**Exercise objective:** Find each line with the word "August" and copy it.

######

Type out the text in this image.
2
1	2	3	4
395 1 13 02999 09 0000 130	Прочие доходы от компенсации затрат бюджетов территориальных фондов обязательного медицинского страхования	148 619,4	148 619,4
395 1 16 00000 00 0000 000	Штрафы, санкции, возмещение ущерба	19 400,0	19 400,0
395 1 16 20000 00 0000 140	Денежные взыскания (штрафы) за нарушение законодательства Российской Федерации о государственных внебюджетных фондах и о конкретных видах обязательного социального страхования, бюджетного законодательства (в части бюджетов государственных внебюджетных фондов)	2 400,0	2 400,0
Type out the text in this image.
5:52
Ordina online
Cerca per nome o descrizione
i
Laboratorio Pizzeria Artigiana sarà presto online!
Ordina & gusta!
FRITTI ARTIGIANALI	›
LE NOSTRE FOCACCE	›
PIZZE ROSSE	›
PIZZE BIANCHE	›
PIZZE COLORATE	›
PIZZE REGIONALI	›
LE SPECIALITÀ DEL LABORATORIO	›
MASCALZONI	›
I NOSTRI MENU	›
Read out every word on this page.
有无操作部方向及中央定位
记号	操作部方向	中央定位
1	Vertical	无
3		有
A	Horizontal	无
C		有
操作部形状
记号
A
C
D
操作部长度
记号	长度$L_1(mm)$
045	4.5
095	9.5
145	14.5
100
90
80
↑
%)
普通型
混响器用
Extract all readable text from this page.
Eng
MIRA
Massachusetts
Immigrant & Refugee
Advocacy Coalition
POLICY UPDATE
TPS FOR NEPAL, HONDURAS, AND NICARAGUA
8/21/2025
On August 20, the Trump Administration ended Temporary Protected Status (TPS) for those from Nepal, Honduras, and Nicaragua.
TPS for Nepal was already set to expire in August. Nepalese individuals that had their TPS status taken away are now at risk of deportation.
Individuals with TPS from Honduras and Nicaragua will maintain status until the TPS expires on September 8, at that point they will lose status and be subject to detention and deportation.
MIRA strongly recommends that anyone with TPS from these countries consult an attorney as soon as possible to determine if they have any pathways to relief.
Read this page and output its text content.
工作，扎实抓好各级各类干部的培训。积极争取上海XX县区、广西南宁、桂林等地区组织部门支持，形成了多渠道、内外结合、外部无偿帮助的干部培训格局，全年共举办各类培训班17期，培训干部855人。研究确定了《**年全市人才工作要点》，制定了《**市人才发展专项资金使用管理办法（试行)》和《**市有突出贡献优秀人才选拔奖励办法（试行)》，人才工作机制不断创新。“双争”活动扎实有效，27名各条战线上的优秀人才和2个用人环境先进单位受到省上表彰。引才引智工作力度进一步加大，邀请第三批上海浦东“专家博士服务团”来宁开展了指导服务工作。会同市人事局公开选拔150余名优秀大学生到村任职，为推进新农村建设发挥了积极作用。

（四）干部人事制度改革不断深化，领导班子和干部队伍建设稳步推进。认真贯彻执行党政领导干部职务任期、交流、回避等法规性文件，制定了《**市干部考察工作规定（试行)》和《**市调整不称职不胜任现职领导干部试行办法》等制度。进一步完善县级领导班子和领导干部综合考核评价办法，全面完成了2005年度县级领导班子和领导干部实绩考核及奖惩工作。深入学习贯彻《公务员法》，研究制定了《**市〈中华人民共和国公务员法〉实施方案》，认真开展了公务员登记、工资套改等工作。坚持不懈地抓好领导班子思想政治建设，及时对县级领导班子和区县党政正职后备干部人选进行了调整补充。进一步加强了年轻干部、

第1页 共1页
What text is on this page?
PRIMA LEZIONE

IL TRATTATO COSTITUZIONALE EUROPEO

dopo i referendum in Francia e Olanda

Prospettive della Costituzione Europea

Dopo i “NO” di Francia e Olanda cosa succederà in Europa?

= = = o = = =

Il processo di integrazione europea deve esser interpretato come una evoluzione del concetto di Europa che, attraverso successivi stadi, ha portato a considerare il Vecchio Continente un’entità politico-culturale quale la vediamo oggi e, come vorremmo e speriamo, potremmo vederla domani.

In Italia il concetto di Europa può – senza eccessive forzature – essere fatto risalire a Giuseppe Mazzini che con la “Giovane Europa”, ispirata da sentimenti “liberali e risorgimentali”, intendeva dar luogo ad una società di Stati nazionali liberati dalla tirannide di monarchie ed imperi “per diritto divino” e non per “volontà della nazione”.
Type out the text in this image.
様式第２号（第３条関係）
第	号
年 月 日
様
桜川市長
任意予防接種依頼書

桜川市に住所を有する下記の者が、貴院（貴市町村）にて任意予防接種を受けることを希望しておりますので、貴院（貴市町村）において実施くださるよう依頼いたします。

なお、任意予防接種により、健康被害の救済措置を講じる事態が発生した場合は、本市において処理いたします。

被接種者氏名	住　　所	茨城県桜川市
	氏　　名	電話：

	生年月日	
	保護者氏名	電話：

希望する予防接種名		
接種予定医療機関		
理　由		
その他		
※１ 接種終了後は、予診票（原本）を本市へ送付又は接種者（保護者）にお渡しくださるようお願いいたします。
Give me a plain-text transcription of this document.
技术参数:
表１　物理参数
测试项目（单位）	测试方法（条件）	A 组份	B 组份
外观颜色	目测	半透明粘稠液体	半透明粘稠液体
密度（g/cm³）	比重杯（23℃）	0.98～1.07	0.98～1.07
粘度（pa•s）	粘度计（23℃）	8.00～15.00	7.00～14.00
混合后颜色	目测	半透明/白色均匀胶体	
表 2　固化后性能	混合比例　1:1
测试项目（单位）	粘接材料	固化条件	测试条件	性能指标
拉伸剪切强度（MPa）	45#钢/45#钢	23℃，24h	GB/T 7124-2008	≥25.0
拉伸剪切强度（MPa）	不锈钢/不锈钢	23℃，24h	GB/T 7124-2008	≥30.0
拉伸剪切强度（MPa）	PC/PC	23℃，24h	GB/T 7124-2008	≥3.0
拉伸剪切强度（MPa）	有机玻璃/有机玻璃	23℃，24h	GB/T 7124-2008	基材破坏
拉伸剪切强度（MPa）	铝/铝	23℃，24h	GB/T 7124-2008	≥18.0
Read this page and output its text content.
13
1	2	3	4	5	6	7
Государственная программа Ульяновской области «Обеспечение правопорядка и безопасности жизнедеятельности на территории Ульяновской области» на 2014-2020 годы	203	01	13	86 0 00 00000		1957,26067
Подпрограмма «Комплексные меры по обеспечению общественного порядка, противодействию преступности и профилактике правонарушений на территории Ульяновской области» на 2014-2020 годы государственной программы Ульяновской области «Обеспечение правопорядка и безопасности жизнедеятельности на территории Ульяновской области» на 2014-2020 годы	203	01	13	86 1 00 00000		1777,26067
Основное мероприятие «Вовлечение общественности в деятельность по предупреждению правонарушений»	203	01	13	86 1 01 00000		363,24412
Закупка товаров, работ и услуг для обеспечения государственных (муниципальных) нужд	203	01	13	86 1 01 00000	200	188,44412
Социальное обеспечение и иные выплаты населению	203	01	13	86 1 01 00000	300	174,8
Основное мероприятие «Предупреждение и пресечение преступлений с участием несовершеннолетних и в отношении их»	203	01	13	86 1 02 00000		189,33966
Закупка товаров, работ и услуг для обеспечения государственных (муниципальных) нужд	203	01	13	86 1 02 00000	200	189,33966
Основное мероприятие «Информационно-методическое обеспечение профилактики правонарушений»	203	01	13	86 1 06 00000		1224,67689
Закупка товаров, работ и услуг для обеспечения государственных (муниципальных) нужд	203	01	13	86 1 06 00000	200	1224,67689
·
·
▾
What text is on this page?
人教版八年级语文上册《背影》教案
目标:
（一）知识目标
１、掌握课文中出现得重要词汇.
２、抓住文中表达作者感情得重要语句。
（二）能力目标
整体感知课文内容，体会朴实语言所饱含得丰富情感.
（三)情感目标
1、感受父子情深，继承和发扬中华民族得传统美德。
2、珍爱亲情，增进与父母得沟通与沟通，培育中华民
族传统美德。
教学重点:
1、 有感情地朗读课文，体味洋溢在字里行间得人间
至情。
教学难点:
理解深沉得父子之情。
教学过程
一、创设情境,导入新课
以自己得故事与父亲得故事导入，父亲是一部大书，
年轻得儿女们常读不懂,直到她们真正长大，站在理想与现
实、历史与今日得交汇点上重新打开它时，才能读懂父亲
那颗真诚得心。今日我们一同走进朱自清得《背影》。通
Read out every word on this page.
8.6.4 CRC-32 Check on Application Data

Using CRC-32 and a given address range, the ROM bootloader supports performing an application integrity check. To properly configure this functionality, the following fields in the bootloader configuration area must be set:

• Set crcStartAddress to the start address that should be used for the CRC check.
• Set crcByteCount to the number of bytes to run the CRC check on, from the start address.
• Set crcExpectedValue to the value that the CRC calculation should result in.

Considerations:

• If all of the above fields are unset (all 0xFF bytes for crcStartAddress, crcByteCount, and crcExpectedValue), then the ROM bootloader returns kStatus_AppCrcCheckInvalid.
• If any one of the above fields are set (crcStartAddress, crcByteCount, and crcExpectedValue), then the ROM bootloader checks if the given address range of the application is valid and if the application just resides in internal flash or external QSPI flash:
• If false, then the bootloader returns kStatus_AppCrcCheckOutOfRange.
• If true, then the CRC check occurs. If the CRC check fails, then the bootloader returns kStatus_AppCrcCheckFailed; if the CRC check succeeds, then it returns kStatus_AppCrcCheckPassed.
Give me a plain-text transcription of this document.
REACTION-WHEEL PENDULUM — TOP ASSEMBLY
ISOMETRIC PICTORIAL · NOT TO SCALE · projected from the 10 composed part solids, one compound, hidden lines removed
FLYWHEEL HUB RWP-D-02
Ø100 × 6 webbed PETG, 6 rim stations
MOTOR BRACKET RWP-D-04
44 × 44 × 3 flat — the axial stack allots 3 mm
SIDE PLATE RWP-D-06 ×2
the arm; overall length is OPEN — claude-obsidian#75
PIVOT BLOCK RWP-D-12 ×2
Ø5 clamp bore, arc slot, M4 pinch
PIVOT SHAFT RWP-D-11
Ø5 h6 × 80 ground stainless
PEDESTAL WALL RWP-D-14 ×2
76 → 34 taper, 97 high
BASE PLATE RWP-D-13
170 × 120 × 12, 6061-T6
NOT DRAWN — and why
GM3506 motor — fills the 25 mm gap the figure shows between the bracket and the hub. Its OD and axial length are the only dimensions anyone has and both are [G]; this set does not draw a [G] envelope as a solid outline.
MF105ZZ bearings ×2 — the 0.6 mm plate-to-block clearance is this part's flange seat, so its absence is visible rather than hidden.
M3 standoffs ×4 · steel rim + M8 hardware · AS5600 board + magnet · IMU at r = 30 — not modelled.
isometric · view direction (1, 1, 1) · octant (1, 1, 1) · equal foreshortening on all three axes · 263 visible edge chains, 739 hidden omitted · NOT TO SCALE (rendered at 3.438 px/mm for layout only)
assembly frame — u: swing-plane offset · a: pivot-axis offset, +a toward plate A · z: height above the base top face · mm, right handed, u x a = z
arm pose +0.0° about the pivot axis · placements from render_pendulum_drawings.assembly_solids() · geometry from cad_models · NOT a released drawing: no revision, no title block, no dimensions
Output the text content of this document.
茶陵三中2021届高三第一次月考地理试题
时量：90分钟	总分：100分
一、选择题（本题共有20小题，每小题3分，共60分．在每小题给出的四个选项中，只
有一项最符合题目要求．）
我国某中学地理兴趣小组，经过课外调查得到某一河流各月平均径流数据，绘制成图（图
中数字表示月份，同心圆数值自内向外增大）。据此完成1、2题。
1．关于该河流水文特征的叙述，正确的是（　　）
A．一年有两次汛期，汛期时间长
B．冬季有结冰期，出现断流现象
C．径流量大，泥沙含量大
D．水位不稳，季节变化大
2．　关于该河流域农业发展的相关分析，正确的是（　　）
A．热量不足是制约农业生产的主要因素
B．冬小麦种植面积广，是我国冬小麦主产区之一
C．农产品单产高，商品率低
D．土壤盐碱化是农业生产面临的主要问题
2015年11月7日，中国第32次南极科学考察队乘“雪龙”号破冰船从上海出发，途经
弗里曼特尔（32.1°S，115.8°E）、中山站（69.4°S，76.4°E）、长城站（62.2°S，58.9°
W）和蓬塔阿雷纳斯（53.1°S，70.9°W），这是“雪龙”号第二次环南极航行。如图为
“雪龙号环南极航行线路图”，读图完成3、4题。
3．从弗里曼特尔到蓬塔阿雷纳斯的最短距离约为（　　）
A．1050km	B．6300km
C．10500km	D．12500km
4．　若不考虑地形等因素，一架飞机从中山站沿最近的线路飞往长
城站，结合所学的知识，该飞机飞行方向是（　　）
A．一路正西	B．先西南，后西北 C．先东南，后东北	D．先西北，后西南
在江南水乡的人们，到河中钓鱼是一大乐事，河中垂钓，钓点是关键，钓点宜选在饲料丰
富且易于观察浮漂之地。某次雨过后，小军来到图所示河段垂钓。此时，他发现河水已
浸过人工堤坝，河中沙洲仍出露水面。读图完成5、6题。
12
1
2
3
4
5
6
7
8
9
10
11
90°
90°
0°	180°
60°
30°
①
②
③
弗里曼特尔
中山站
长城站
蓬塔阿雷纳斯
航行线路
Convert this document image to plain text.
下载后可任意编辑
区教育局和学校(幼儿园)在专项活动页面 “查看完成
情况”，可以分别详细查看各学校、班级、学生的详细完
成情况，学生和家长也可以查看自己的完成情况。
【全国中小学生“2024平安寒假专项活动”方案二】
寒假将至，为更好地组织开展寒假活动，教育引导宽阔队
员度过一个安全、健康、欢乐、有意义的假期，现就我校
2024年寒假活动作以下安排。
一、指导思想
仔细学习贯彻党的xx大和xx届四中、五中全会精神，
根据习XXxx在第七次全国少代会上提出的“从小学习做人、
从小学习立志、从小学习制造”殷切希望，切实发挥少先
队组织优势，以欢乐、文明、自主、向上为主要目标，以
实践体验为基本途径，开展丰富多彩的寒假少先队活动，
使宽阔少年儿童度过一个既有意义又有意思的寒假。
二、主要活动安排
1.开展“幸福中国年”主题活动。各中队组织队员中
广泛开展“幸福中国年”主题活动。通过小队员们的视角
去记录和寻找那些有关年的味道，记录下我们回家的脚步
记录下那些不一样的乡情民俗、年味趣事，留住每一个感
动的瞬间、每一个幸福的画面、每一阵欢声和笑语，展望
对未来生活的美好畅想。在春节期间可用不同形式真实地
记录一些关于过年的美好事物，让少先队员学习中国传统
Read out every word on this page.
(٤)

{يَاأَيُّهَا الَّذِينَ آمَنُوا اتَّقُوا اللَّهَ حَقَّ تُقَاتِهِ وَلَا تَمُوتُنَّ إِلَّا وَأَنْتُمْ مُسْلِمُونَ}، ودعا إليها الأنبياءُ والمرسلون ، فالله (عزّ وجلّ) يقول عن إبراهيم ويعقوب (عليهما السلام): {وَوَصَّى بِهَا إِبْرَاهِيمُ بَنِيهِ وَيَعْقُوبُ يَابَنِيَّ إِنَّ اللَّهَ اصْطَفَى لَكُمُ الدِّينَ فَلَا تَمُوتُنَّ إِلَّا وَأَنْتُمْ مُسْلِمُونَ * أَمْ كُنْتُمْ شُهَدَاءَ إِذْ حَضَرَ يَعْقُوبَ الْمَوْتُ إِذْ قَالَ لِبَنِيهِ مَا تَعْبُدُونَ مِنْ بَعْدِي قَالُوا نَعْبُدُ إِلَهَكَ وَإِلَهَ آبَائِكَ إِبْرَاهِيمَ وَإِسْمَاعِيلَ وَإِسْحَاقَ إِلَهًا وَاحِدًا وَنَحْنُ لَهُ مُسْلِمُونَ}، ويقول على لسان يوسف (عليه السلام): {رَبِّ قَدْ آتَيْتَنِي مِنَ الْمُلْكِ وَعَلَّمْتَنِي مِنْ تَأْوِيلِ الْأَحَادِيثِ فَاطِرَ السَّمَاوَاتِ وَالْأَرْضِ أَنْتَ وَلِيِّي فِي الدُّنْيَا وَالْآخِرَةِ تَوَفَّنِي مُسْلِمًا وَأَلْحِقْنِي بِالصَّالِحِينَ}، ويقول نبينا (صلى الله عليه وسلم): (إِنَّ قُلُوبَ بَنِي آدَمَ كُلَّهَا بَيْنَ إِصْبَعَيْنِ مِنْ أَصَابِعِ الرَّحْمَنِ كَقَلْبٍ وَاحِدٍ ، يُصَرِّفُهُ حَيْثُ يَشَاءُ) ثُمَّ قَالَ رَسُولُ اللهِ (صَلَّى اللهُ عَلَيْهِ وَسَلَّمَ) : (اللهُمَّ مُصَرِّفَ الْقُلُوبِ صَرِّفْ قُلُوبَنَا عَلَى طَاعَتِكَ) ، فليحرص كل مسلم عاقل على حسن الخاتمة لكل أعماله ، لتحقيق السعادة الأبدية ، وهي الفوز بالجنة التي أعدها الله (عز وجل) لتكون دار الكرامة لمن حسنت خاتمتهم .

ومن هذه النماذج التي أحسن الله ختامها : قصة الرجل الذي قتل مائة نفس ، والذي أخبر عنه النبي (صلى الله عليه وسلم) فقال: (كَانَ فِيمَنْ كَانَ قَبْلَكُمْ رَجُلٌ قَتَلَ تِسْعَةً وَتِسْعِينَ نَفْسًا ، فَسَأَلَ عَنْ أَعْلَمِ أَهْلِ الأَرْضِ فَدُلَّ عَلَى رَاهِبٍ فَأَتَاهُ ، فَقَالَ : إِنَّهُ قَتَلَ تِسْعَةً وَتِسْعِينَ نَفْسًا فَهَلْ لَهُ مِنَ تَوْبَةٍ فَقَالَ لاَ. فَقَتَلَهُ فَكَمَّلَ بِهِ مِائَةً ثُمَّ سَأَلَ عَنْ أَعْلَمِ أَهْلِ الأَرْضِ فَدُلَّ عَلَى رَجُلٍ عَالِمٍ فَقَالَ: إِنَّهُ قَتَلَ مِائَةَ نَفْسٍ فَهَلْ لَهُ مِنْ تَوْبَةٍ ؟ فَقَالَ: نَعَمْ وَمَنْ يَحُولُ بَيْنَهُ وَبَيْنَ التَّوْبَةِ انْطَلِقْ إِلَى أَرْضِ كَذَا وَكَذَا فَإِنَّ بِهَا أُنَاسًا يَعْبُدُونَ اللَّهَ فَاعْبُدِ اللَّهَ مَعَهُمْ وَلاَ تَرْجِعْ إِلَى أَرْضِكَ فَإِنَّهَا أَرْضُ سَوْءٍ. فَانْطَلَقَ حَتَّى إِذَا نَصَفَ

######

**Final result:**
On August 20, the Trump Administration ended Temporary Protected Status (TPS) for those from Nepal, Honduras, and Nicaragua.
TPS for Nepal was already set to expire in August. Nepalese individuals that had their TPS status taken away are now at risk of deportation.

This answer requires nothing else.